### Objective
Leave out the pictures and repeat exactly the lines from the one containing "What's the underlying" through the final line of the listing below.

________

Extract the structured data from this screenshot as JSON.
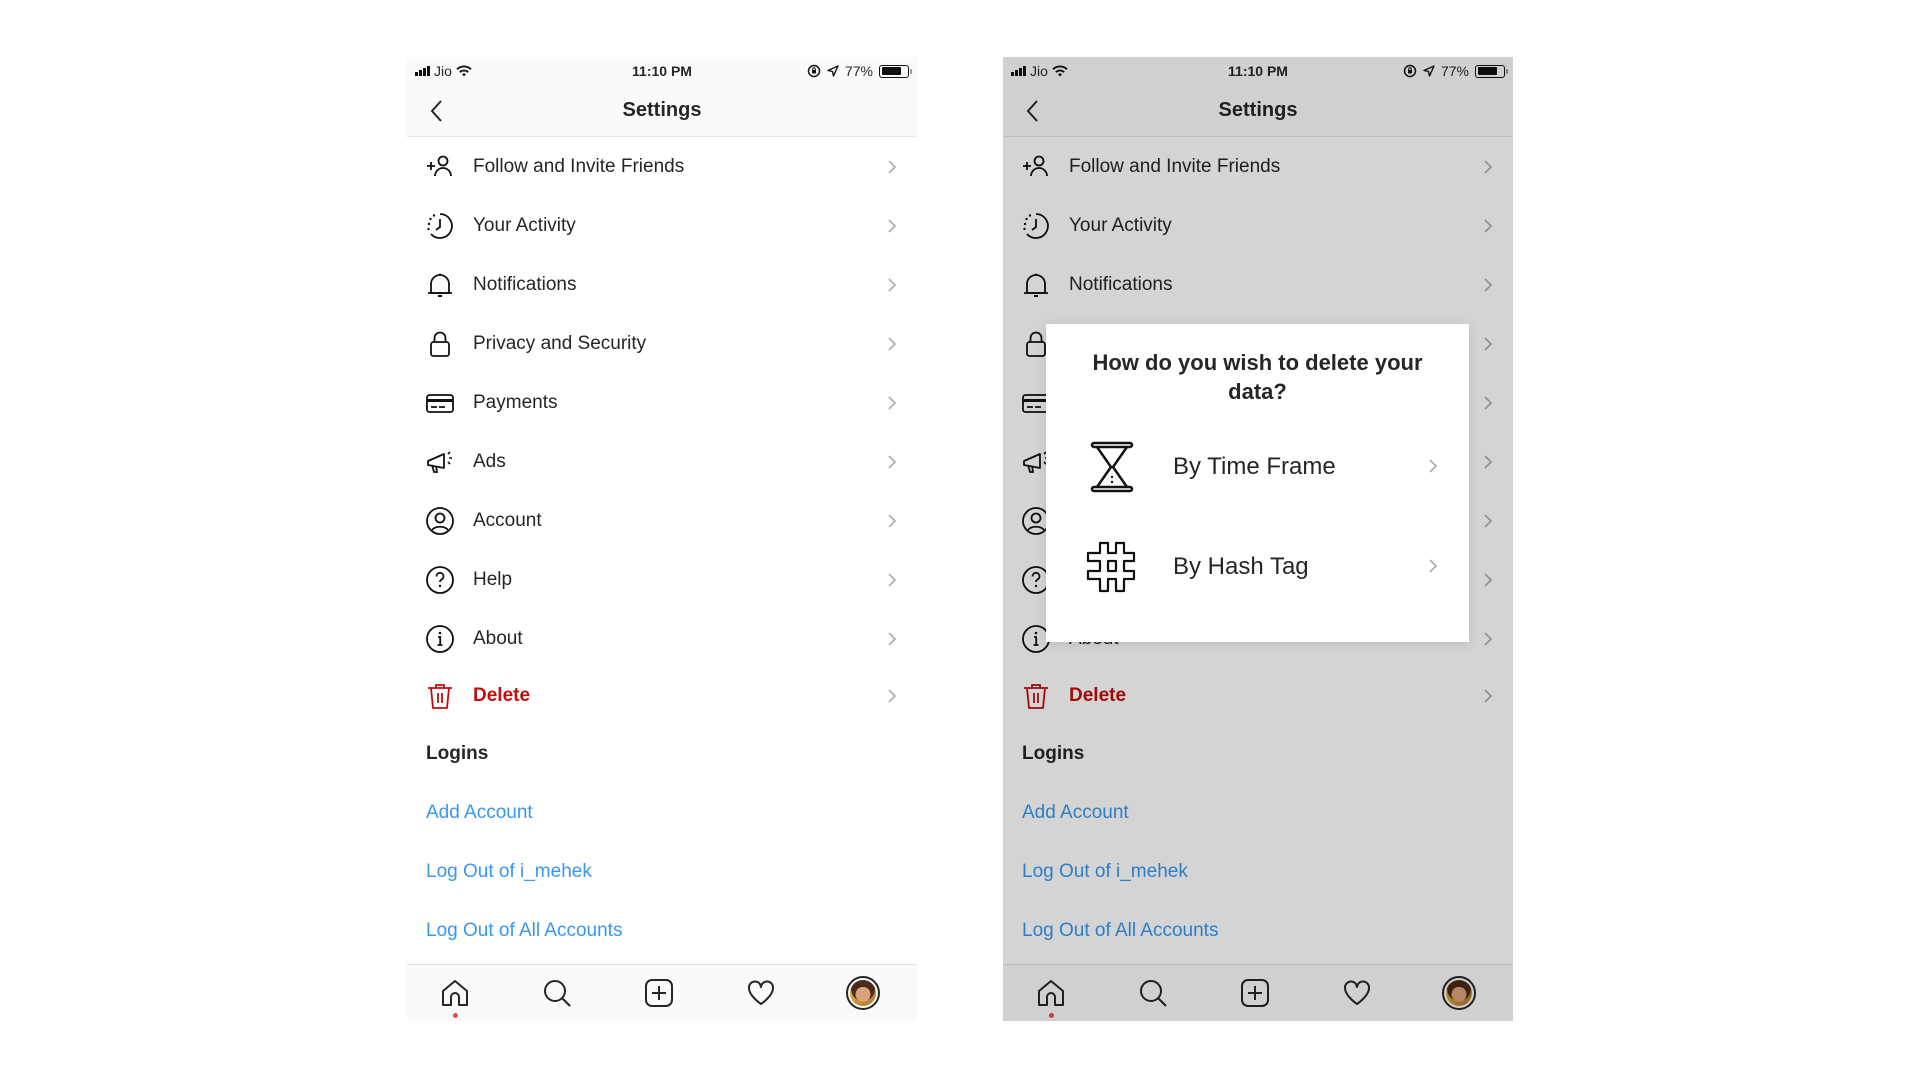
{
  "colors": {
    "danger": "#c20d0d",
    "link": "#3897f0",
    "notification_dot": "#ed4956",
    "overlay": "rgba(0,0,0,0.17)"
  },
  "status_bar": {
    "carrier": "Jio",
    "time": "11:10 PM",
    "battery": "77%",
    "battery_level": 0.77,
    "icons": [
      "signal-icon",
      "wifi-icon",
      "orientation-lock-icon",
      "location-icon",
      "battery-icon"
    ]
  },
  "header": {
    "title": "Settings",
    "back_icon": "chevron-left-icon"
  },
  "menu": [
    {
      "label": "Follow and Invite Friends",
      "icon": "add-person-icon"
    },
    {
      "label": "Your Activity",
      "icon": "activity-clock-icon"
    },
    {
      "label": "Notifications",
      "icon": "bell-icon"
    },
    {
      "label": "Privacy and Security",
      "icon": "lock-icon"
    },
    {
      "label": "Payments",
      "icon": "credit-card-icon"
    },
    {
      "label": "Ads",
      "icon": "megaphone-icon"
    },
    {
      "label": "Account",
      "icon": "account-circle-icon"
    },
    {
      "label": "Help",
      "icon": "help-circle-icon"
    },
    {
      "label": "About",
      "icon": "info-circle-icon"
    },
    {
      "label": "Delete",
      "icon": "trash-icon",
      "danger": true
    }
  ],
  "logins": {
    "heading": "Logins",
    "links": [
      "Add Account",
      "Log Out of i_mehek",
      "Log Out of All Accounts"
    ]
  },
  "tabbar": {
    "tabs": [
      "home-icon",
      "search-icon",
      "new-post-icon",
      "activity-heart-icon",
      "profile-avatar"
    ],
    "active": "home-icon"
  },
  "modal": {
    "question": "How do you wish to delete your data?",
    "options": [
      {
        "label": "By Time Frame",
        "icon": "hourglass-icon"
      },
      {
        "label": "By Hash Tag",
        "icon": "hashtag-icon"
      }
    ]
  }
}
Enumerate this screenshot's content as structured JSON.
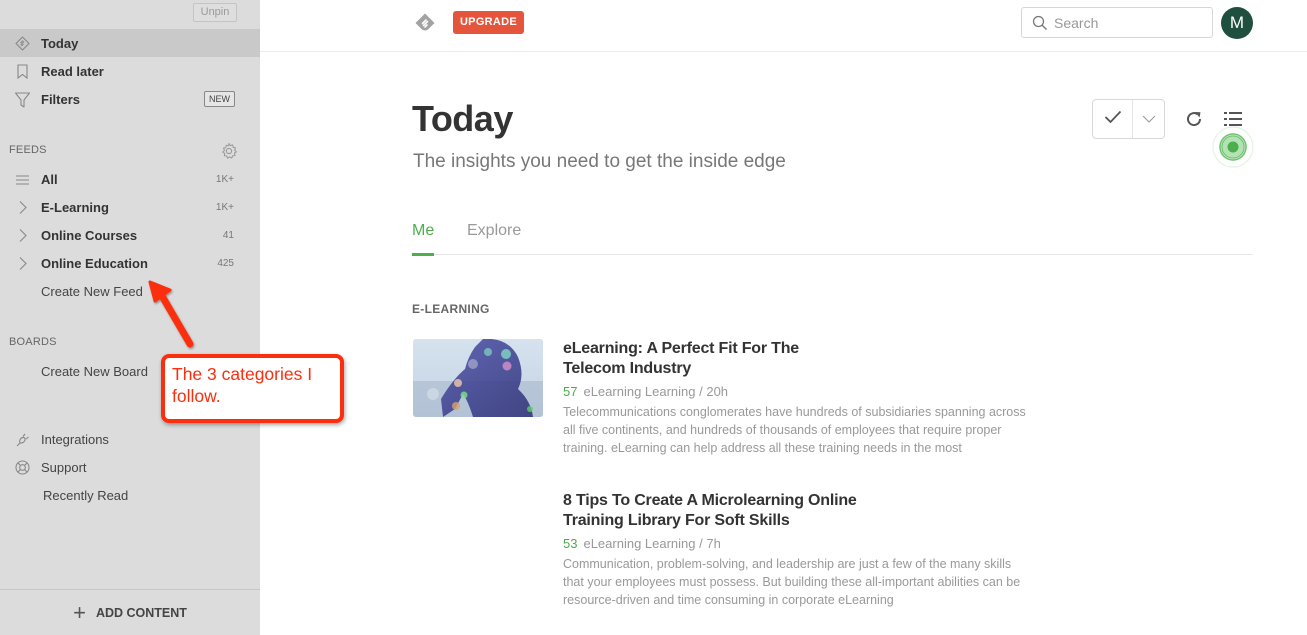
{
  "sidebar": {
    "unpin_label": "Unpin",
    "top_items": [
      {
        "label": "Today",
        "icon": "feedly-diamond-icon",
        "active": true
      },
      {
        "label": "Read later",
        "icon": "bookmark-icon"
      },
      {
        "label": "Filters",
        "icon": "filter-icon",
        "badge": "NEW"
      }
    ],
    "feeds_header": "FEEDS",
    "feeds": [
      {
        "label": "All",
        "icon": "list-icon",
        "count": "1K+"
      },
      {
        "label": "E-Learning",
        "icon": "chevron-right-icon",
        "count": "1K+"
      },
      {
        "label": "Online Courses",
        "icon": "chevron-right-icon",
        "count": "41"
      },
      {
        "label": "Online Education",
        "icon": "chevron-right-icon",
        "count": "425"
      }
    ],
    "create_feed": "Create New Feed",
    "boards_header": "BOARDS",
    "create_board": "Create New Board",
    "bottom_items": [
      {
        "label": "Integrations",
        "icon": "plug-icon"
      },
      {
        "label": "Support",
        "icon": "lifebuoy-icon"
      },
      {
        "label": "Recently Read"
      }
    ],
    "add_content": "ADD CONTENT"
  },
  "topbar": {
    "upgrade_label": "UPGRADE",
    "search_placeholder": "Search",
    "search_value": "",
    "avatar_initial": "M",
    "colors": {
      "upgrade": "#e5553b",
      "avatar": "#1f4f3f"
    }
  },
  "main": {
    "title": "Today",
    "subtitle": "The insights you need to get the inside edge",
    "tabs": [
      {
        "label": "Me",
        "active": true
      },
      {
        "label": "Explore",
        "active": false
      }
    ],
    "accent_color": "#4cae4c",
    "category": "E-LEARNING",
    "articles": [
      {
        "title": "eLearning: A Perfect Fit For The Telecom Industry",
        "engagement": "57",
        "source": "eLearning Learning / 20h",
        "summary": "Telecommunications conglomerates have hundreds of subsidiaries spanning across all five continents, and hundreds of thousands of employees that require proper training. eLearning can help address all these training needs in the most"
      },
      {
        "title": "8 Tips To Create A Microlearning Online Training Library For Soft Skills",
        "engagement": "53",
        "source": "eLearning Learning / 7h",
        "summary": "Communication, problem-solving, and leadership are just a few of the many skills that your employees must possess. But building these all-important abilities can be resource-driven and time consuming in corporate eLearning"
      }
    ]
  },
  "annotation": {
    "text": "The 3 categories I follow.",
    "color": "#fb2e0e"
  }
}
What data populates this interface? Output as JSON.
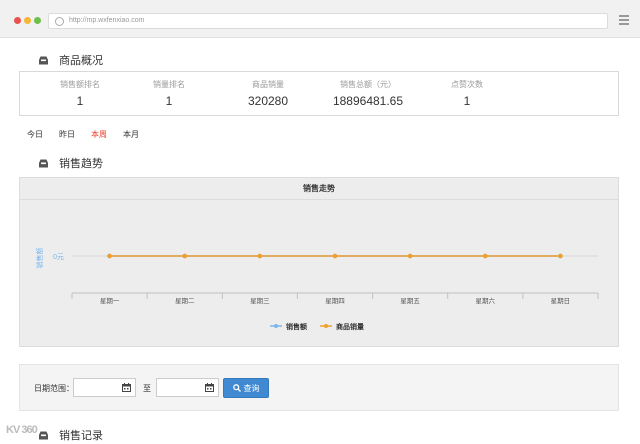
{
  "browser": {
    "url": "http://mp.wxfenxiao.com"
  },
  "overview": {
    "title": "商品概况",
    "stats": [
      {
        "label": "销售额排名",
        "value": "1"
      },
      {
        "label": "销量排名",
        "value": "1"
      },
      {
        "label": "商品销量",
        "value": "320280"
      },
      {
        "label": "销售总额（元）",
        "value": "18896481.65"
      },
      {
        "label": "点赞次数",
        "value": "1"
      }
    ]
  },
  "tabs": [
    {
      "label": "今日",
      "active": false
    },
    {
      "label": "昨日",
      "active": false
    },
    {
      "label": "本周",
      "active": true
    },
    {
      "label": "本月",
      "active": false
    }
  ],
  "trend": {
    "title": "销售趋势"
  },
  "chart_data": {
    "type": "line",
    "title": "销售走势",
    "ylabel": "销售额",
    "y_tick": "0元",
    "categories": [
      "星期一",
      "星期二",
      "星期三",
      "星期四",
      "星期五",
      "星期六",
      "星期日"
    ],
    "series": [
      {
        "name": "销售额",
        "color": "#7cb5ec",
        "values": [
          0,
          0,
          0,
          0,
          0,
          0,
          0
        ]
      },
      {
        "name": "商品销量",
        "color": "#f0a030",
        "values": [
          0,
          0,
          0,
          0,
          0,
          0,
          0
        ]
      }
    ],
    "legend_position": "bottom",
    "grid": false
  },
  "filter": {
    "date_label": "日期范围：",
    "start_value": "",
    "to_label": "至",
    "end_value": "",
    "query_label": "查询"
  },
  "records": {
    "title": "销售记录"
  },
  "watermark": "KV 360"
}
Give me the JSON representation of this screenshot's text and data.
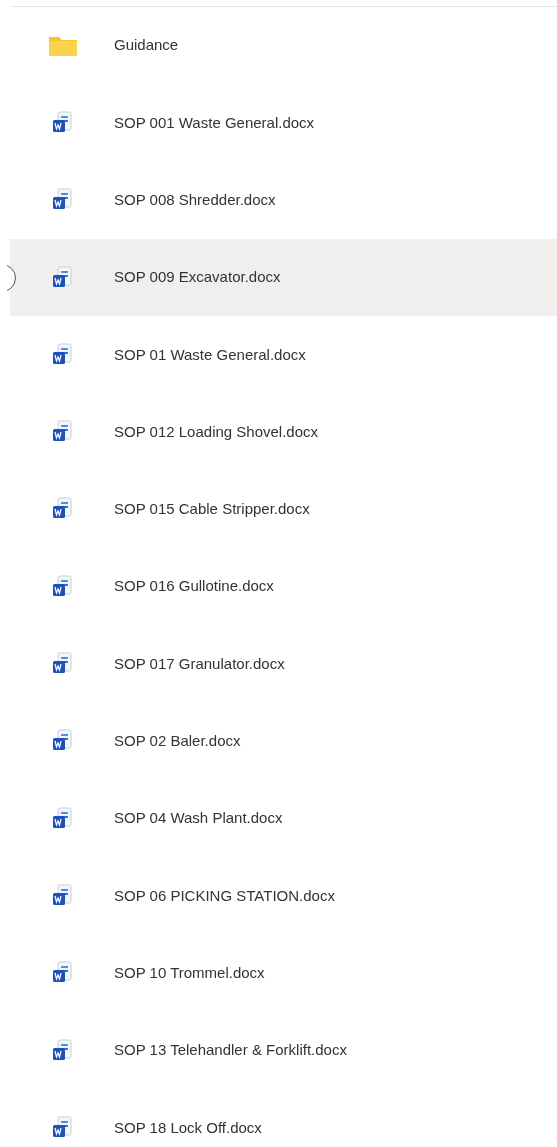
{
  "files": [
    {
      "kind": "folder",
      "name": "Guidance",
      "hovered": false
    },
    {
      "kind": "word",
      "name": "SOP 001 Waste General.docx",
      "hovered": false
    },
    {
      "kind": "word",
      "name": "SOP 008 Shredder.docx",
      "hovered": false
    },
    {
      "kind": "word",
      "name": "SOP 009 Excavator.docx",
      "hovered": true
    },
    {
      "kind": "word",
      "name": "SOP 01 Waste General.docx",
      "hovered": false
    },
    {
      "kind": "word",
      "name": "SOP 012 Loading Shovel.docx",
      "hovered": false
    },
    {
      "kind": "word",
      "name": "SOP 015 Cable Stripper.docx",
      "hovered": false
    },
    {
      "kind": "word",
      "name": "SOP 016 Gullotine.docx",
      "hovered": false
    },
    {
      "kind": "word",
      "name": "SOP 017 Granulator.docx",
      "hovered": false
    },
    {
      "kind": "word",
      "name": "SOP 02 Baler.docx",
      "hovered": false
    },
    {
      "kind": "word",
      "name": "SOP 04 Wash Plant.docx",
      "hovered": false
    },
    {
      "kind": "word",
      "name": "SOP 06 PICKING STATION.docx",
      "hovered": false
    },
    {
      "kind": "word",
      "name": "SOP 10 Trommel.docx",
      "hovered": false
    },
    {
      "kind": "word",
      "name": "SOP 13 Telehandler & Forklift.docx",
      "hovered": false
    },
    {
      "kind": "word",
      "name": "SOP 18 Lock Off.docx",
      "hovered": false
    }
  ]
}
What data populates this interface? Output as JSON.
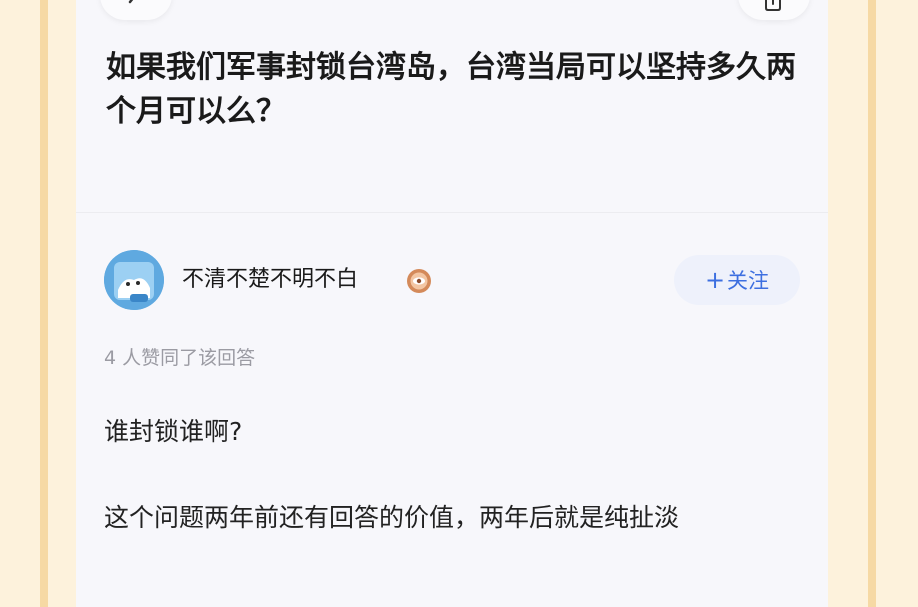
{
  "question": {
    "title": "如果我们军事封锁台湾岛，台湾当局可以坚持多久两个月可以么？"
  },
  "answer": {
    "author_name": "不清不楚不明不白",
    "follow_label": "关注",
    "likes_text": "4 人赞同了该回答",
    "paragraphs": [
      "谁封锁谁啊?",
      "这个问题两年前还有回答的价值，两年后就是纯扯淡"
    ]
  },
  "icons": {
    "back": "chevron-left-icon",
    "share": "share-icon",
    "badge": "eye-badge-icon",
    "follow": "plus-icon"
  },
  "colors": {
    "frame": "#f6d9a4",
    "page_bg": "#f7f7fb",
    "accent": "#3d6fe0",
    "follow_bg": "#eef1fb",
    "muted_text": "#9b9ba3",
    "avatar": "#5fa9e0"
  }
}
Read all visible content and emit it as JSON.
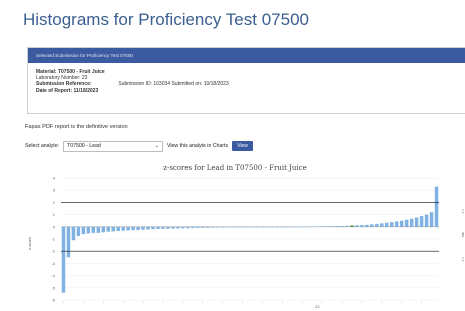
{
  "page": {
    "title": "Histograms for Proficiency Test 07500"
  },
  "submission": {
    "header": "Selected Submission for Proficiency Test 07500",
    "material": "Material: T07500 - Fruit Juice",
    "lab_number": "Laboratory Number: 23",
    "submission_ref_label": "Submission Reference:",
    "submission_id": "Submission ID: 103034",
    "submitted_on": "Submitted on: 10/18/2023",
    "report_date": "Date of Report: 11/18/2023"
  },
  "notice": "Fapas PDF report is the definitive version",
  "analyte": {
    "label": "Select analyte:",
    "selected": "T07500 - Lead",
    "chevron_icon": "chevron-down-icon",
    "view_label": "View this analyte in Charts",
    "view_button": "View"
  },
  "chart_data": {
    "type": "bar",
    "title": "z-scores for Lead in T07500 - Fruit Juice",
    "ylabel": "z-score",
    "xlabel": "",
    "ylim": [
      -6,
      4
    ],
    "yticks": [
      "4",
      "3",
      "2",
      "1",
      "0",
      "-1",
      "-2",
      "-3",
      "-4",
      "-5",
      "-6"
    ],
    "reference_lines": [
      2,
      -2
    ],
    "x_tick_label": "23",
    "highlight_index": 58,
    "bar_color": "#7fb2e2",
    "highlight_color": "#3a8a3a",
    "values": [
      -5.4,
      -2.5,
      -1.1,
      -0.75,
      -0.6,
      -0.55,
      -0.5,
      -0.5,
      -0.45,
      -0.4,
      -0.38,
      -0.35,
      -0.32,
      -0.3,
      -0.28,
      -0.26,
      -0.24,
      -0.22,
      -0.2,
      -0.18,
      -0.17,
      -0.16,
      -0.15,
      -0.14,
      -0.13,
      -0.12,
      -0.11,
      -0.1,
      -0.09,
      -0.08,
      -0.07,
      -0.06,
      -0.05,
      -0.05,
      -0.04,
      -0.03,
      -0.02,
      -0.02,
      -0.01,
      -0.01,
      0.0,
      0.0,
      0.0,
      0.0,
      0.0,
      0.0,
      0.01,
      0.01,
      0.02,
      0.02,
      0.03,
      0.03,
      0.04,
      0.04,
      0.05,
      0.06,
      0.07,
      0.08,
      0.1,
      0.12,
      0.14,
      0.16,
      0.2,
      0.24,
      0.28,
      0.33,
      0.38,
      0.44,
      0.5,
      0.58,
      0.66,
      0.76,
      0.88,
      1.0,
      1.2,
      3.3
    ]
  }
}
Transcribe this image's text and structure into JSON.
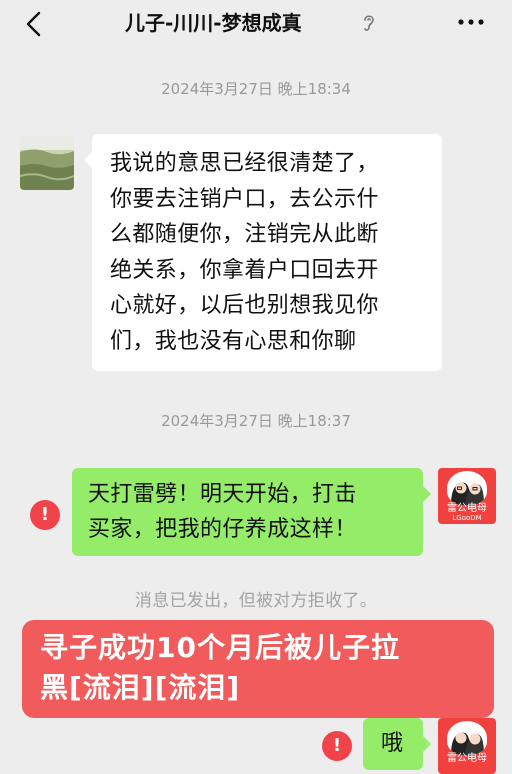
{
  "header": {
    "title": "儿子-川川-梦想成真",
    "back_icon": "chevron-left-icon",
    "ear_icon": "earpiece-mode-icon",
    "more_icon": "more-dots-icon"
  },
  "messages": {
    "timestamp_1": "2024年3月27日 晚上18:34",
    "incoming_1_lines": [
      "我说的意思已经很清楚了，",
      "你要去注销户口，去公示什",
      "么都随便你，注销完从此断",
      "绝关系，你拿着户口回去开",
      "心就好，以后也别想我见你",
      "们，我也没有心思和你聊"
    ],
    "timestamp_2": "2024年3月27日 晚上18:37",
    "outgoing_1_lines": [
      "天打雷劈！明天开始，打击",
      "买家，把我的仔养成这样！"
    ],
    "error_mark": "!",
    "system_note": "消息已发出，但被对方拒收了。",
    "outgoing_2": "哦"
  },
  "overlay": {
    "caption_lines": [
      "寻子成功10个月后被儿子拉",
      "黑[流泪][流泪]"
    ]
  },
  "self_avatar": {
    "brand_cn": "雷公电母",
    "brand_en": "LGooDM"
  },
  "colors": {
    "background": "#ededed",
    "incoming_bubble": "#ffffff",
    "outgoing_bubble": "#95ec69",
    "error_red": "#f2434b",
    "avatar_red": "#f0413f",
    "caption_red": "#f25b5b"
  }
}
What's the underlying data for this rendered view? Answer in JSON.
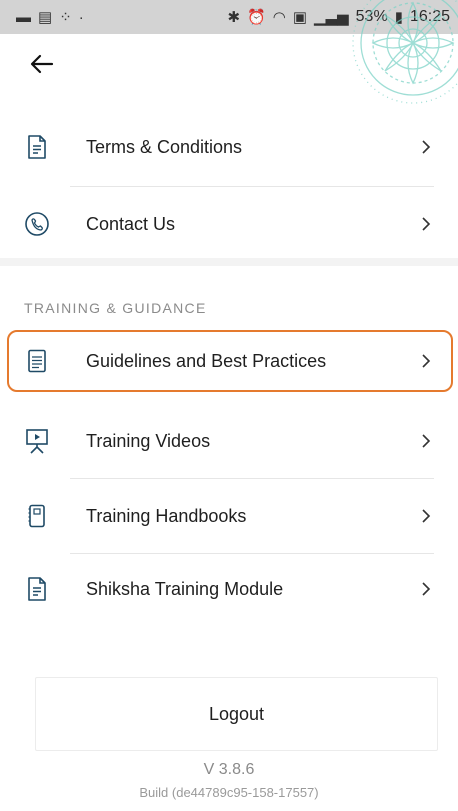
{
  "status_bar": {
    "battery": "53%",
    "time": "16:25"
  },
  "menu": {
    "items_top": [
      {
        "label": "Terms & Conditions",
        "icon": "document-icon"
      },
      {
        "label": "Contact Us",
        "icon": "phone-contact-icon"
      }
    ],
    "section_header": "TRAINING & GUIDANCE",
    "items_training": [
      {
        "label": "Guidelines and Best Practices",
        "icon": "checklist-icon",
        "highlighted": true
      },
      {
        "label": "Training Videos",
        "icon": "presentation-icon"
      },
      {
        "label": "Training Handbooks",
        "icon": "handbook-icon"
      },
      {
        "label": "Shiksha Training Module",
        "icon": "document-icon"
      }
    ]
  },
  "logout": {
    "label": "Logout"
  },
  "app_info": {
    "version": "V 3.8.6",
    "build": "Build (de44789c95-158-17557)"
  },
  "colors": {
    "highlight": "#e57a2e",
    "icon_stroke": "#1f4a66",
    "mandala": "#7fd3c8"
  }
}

________

### Result below
What's the underlying data for this rendered view? Answer in JSON.
{
  "status_bar": {
    "battery": "53%",
    "time": "16:25"
  },
  "menu": {
    "items_top": [
      {
        "label": "Terms & Conditions",
        "icon": "document-icon"
      },
      {
        "label": "Contact Us",
        "icon": "phone-contact-icon"
      }
    ],
    "section_header": "TRAINING & GUIDANCE",
    "items_training": [
      {
        "label": "Guidelines and Best Practices",
        "icon": "checklist-icon",
        "highlighted": true
      },
      {
        "label": "Training Videos",
        "icon": "presentation-icon"
      },
      {
        "label": "Training Handbooks",
        "icon": "handbook-icon"
      },
      {
        "label": "Shiksha Training Module",
        "icon": "document-icon"
      }
    ]
  },
  "logout": {
    "label": "Logout"
  },
  "app_info": {
    "version": "V 3.8.6",
    "build": "Build (de44789c95-158-17557)"
  },
  "colors": {
    "highlight": "#e57a2e",
    "icon_stroke": "#1f4a66",
    "mandala": "#7fd3c8"
  }
}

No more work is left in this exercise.